RECORDED DATA —
....
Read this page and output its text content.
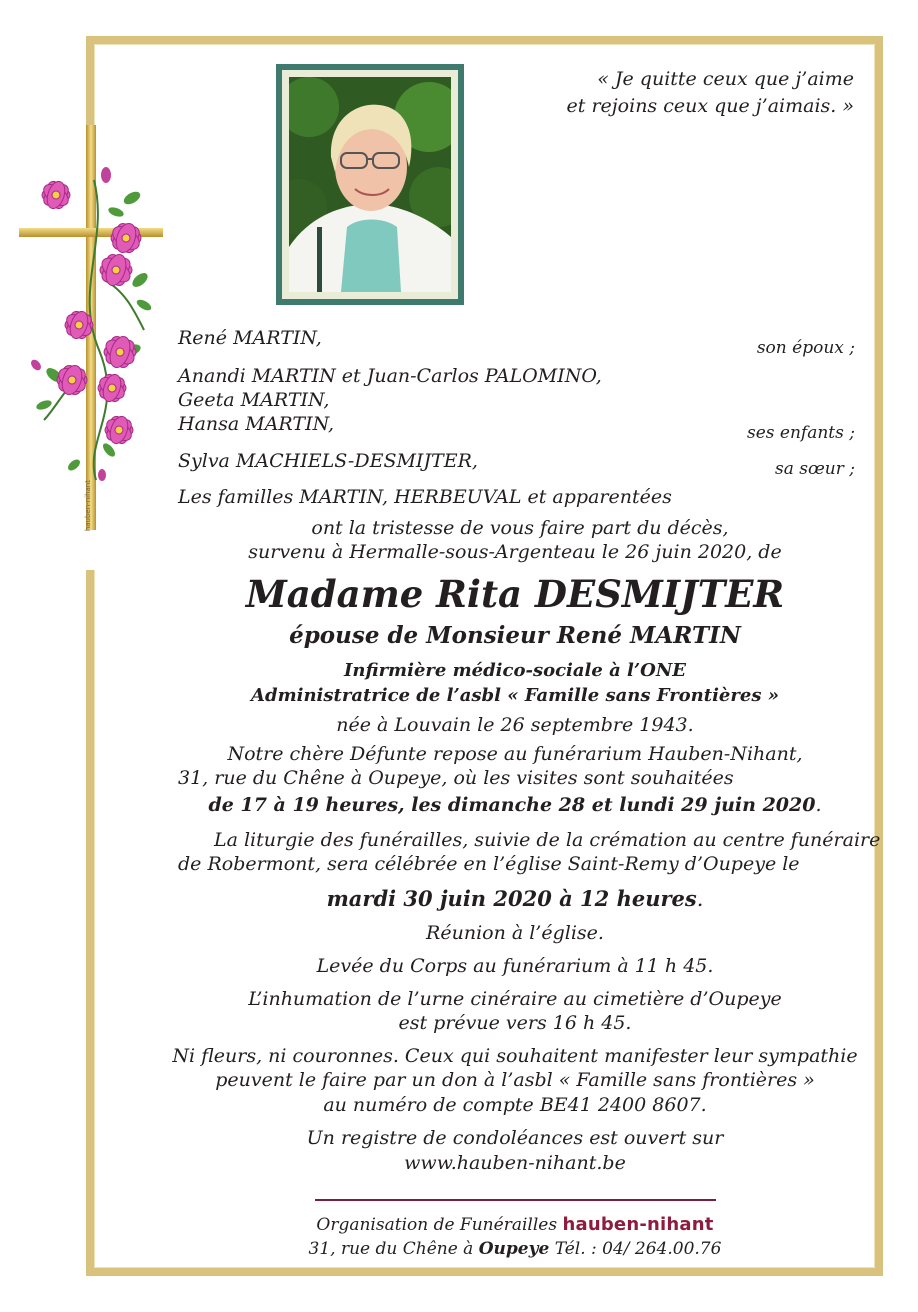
hauben-nihant
« Je quitte ceux que j’aime
et rejoins ceux que j’aimais. »
René MARTIN,	son époux ;
Anandi MARTIN et Juan-Carlos PALOMINO,
Geeta MARTIN,
Hansa MARTIN,	ses enfants ;
Sylva MACHIELS-DESMIJTER,	sa sœur ;
Les familles MARTIN, HERBEUVAL et apparentées
ont la tristesse de vous faire part du décès,
survenu à Hermalle-sous-Argenteau le 26 juin 2020, de
Madame Rita DESMIJTER
épouse de Monsieur René MARTIN
Infirmière médico-sociale à l’ONE
Administratrice de l’asbl « Famille sans Frontières »
née à Louvain le 26 septembre 1943.
Notre chère Défunte repose au funérarium Hauben-Nihant,
31, rue du Chêne à Oupeye, où les visites sont souhaitées
de 17 à 19 heures, les dimanche 28 et lundi 29 juin 2020.
La liturgie des funérailles, suivie de la crémation au centre funéraire
de Robermont, sera célébrée en l’église Saint-Remy d’Oupeye le
mardi 30 juin 2020 à 12 heures.
Réunion à l’église.
Levée du Corps au funérarium à 11 h 45.
L’inhumation de l’urne cinéraire au cimetière d’Oupeye
est prévue vers 16 h 45.
Ni fleurs, ni couronnes. Ceux qui souhaitent manifester leur sympathie
peuvent le faire par un don à l’asbl « Famille sans frontières »
au numéro de compte BE41 2400 8607.
Un registre de condoléances est ouvert sur
www.hauben-nihant.be
Organisation de Funérailles hauben-nihant
31, rue du Chêne à Oupeye Tél. : 04/ 264.00.76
....
EXERCISE INSTRUCTIONS — Every entry should be returned exactly as written, minus the pictures.

CORRECT OUTPUT —
Read this page and output its text content.
hauben-nihant
« Je quitte ceux que j’aime
et rejoins ceux que j’aimais. »
René MARTIN,	son époux ;
Anandi MARTIN et Juan-Carlos PALOMINO,
Geeta MARTIN,
Hansa MARTIN,	ses enfants ;
Sylva MACHIELS-DESMIJTER,	sa sœur ;
Les familles MARTIN, HERBEUVAL et apparentées
ont la tristesse de vous faire part du décès,
survenu à Hermalle-sous-Argenteau le 26 juin 2020, de
Madame Rita DESMIJTER
épouse de Monsieur René MARTIN
Infirmière médico-sociale à l’ONE
Administratrice de l’asbl « Famille sans Frontières »
née à Louvain le 26 septembre 1943.
Notre chère Défunte repose au funérarium Hauben-Nihant,
31, rue du Chêne à Oupeye, où les visites sont souhaitées
de 17 à 19 heures, les dimanche 28 et lundi 29 juin 2020.
La liturgie des funérailles, suivie de la crémation au centre funéraire
de Robermont, sera célébrée en l’église Saint-Remy d’Oupeye le
mardi 30 juin 2020 à 12 heures.
Réunion à l’église.
Levée du Corps au funérarium à 11 h 45.
L’inhumation de l’urne cinéraire au cimetière d’Oupeye
est prévue vers 16 h 45.
Ni fleurs, ni couronnes. Ceux qui souhaitent manifester leur sympathie
peuvent le faire par un don à l’asbl « Famille sans frontières »
au numéro de compte BE41 2400 8607.
Un registre de condoléances est ouvert sur
www.hauben-nihant.be
Organisation de Funérailles hauben-nihant
31, rue du Chêne à Oupeye Tél. : 04/ 264.00.76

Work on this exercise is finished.